━━━ Materials provided

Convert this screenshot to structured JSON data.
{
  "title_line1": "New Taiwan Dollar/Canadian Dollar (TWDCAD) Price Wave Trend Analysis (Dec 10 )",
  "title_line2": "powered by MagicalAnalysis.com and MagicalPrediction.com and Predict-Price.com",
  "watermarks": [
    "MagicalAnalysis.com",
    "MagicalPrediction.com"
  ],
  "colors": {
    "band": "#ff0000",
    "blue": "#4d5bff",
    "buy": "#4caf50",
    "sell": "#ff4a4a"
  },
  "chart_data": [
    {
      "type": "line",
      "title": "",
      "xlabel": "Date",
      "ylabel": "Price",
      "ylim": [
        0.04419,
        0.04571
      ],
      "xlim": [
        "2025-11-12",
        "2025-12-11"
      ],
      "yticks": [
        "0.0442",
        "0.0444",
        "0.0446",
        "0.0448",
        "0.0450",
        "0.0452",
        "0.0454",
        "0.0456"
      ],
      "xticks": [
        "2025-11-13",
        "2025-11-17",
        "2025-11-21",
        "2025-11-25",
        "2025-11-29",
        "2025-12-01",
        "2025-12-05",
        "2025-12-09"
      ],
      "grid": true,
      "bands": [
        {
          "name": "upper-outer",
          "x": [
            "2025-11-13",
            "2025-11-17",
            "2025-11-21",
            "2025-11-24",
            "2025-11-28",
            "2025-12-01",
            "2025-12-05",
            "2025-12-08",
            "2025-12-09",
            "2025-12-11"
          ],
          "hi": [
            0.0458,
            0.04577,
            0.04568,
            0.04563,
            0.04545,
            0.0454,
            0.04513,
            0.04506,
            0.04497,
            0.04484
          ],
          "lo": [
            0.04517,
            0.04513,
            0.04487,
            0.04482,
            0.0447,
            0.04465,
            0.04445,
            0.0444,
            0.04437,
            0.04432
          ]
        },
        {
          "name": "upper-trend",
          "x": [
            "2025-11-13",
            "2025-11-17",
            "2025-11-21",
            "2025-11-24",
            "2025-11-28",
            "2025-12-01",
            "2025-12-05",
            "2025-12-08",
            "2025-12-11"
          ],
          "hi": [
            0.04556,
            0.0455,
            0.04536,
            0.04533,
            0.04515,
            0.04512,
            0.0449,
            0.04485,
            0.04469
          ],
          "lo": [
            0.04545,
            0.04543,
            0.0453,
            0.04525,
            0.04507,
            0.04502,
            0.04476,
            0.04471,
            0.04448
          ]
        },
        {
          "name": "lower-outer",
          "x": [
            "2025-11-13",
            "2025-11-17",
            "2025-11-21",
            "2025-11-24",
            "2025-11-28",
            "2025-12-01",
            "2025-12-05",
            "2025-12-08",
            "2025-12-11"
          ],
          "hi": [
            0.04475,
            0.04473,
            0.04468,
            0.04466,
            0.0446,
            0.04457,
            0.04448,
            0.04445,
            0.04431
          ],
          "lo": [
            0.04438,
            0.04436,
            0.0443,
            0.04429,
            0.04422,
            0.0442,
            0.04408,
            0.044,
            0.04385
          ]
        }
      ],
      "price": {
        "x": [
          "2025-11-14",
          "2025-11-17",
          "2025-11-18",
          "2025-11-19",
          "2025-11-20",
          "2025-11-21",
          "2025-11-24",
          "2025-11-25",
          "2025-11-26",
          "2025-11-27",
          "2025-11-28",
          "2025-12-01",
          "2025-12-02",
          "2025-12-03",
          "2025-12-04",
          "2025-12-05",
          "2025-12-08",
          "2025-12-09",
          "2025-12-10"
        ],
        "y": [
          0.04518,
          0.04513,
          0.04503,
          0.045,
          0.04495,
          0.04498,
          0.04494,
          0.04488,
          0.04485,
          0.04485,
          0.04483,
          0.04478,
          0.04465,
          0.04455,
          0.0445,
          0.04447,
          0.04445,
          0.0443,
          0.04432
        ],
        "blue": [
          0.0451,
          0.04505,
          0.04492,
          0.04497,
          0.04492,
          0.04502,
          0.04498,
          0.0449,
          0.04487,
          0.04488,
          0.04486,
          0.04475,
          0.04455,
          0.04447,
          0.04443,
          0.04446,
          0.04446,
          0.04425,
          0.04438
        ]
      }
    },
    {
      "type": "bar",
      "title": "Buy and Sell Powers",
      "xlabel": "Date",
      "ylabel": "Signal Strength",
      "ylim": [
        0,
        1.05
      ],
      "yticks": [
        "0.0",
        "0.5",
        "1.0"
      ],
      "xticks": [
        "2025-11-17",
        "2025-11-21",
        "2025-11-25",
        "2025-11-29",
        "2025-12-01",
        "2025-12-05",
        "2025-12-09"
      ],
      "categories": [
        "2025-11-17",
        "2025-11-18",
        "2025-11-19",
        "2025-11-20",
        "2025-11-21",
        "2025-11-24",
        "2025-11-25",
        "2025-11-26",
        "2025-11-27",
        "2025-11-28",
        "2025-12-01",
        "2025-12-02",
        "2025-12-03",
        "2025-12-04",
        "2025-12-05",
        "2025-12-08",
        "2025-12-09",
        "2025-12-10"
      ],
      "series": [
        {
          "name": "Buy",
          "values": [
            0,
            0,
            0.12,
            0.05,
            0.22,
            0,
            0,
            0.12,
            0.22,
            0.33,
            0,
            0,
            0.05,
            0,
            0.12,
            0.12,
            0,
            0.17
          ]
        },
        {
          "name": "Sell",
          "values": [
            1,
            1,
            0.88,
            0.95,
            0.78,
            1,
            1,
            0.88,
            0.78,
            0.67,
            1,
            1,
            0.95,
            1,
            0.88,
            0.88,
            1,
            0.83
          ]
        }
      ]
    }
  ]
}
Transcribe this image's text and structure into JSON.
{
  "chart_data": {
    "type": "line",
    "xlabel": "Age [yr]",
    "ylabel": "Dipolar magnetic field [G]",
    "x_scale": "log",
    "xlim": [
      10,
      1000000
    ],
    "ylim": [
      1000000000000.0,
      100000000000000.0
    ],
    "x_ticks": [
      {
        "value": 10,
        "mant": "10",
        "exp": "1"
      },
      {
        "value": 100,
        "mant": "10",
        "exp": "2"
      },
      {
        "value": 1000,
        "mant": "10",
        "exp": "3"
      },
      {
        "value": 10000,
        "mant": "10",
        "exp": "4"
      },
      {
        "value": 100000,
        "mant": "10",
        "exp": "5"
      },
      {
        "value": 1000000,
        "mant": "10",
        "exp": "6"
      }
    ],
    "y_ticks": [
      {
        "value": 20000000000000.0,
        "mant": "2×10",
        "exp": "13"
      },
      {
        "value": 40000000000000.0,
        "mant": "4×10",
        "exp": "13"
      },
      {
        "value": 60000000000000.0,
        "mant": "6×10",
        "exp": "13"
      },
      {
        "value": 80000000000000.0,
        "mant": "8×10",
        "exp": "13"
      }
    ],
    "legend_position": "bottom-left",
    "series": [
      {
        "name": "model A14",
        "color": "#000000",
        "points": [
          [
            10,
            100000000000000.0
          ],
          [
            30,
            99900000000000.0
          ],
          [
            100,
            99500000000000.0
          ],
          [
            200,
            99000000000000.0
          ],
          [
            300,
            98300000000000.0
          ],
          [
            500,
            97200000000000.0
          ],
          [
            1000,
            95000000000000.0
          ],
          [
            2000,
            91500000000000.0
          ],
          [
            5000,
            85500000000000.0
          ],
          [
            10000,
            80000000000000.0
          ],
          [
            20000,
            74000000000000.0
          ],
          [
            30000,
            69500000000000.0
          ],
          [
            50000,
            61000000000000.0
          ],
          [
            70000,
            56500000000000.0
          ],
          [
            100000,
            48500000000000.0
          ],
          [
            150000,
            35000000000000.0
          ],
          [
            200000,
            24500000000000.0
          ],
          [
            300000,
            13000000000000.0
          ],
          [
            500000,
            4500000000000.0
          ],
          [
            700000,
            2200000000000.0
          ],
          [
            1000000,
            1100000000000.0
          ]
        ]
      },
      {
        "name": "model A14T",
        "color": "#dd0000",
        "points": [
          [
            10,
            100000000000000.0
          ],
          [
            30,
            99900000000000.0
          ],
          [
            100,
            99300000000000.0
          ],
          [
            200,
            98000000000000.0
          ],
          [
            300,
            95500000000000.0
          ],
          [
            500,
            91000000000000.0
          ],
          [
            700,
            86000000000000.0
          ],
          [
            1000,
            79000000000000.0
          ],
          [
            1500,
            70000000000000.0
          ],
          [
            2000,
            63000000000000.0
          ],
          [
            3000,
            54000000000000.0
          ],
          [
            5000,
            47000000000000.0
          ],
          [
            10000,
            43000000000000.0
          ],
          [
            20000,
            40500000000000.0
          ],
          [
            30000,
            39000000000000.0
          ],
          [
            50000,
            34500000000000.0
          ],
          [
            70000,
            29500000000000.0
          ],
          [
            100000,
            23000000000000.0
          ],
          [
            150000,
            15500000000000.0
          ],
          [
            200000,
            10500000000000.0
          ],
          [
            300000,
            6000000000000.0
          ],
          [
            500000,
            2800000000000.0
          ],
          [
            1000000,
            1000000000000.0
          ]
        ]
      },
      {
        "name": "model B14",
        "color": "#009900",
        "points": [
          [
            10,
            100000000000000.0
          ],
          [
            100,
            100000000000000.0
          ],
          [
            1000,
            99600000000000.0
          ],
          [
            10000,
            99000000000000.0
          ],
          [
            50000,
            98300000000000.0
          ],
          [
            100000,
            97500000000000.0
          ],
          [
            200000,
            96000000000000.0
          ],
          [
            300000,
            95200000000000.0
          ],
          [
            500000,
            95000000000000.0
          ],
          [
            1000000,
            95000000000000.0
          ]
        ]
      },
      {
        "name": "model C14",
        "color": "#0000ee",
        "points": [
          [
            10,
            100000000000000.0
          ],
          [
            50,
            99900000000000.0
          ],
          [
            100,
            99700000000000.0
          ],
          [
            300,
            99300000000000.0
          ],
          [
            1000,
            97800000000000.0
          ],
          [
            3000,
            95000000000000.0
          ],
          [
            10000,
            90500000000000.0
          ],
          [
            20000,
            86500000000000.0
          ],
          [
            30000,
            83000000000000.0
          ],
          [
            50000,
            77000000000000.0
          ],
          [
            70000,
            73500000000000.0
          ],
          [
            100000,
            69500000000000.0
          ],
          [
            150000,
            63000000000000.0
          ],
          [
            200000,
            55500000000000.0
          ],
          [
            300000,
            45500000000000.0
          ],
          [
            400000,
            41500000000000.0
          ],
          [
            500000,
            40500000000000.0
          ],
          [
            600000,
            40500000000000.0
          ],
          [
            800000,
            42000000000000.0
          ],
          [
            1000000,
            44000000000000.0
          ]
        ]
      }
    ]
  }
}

━━━━━━

**What the exercise asks**
Go through the listing above and locate each line that holds the word "MagicalAnalysis". Copy those lines.

**Exercise answer**
  "title_line2": "powered by MagicalAnalysis.com and MagicalPrediction.com and Predict-Price.com",
    "MagicalAnalysis.com",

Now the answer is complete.